> **Problem to solve**
From the entries provided below, copy each line that contains the word "content".

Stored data
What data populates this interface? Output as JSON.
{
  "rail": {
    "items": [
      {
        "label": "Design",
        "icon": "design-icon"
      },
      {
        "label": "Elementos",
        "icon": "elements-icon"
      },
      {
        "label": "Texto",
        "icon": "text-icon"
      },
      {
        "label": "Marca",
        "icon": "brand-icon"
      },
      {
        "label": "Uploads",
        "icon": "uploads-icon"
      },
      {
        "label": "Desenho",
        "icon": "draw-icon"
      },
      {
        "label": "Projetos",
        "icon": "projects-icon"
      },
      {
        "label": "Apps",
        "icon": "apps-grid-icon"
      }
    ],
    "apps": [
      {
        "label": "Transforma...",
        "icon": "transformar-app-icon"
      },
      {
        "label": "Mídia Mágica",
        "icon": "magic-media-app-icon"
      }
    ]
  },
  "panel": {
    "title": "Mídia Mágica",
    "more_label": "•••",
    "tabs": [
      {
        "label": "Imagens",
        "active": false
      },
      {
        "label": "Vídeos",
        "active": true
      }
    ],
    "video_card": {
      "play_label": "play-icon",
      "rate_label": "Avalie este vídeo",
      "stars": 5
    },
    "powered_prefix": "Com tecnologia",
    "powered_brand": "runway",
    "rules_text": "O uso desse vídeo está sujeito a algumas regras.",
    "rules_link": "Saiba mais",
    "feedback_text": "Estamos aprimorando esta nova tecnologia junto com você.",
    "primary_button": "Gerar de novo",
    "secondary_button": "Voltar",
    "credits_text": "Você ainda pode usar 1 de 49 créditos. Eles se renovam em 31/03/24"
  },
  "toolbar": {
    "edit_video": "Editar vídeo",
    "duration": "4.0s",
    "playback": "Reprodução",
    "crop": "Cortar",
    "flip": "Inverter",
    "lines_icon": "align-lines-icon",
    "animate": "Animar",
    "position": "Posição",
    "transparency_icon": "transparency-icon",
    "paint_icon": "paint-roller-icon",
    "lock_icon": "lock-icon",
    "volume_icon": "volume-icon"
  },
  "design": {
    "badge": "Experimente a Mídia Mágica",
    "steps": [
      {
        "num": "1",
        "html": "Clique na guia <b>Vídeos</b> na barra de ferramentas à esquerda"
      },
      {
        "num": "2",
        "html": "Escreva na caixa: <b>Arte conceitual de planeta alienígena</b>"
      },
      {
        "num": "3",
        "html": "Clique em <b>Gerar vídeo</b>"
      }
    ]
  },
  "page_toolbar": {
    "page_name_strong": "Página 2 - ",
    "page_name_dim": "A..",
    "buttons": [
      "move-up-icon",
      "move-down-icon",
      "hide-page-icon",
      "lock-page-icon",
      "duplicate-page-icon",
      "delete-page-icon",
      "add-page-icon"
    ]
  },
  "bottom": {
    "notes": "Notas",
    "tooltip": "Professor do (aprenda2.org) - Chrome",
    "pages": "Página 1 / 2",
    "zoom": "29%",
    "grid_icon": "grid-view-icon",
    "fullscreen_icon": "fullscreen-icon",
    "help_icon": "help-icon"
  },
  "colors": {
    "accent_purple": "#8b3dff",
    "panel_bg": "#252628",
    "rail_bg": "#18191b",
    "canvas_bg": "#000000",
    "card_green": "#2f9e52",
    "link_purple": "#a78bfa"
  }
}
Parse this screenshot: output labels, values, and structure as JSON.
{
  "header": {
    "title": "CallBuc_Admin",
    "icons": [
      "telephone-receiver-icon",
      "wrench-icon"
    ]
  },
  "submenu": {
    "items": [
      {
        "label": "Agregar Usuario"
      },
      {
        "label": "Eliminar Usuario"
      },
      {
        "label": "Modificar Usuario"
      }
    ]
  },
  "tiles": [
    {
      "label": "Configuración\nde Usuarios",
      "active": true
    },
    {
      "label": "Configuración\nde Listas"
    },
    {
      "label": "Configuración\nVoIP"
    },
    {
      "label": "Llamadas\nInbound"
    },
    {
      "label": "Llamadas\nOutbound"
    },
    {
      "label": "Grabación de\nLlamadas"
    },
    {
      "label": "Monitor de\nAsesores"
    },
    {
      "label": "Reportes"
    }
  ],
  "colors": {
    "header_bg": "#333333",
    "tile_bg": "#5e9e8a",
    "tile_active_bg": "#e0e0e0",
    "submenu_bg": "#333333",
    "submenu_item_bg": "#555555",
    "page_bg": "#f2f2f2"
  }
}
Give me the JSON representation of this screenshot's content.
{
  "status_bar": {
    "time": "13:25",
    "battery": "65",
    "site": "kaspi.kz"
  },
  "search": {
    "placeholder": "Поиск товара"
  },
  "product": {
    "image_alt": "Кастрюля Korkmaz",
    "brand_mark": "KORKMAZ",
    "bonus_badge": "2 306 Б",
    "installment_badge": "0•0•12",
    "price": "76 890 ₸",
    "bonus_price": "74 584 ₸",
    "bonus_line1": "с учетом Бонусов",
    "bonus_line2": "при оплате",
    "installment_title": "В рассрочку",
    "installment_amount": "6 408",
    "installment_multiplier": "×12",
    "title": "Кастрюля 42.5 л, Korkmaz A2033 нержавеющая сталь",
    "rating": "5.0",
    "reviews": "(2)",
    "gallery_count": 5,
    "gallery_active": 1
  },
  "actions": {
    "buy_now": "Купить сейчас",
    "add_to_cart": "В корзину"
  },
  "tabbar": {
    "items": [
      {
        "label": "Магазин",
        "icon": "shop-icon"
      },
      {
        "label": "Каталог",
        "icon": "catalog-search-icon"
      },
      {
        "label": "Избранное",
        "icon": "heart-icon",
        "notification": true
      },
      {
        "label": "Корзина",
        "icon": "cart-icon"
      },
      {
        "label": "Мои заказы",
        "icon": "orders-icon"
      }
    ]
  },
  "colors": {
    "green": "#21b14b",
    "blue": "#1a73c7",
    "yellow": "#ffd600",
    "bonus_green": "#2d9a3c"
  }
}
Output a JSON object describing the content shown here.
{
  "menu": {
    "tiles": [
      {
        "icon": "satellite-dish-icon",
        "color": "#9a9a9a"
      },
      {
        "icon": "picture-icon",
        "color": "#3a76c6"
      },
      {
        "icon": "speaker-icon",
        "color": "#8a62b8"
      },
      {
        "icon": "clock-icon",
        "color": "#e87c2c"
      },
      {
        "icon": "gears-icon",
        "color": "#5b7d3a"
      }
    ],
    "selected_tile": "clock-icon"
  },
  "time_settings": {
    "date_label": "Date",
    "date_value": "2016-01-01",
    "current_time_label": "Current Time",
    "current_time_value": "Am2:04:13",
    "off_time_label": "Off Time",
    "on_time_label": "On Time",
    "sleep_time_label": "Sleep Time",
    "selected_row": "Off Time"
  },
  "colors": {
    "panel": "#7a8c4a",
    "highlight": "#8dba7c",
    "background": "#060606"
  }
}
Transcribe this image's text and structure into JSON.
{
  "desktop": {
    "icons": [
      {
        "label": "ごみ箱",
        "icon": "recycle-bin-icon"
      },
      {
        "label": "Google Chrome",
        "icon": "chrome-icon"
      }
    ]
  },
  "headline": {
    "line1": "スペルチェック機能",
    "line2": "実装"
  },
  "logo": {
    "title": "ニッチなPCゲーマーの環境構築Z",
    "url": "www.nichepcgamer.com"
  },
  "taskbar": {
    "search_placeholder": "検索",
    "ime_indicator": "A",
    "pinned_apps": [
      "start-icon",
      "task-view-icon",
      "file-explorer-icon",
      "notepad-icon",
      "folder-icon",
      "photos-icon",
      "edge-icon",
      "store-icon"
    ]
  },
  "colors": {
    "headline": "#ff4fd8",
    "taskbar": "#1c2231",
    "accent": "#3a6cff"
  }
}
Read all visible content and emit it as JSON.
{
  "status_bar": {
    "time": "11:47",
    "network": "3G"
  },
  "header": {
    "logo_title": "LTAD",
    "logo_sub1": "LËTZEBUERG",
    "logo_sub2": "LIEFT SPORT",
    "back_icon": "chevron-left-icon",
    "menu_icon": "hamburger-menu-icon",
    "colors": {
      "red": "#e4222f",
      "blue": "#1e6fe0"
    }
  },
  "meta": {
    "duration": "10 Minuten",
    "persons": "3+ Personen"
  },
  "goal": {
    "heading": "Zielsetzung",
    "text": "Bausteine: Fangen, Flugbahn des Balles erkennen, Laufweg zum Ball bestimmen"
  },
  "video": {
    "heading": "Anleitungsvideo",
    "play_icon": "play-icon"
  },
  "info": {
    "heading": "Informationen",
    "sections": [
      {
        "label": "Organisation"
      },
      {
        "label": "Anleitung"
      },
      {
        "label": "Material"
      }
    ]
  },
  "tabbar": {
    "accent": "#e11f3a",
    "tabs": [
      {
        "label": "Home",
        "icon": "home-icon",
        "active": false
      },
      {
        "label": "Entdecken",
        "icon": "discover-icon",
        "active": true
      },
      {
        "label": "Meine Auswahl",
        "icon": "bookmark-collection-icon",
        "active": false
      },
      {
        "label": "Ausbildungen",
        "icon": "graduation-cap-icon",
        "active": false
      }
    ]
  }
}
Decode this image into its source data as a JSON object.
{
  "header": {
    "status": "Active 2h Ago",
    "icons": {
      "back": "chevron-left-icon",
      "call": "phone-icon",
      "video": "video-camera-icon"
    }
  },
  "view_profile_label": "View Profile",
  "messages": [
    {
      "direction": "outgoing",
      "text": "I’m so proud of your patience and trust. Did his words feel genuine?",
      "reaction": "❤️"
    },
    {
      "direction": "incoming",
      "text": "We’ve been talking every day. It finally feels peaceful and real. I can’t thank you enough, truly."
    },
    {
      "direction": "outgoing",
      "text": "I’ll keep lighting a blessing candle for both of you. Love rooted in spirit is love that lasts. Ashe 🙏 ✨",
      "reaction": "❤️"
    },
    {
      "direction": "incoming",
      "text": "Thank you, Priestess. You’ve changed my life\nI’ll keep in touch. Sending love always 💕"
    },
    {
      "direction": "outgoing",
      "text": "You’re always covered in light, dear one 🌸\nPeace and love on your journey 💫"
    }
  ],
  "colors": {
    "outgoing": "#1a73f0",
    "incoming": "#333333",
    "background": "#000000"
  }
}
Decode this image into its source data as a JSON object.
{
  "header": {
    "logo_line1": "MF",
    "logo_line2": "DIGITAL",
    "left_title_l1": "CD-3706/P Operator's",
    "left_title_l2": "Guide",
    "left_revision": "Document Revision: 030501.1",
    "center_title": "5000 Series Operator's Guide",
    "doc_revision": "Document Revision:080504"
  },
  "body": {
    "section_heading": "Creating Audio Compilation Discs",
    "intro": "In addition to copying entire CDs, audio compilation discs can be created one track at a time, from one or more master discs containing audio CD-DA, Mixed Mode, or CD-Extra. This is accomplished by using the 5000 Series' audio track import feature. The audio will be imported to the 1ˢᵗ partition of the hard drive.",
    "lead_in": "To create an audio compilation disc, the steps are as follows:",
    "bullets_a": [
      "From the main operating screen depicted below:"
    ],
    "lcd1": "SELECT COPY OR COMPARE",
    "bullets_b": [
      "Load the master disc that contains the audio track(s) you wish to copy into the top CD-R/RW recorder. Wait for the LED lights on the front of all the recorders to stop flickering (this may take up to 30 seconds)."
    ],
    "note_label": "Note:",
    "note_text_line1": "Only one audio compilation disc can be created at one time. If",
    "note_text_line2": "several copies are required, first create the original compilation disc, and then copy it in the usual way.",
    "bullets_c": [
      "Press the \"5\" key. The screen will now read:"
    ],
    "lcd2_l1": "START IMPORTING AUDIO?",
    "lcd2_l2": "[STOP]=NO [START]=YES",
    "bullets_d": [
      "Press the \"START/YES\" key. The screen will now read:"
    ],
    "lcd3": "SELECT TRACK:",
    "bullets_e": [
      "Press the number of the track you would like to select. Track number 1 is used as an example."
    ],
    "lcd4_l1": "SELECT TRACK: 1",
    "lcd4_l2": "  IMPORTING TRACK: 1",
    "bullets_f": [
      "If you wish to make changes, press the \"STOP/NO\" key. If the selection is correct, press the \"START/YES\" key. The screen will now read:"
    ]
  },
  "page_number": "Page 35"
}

> **Solved problem**
Give me the JSON representation of this screenshot's content.
Output a JSON object describing the content shown here.
Read all visible content and emit it as JSON.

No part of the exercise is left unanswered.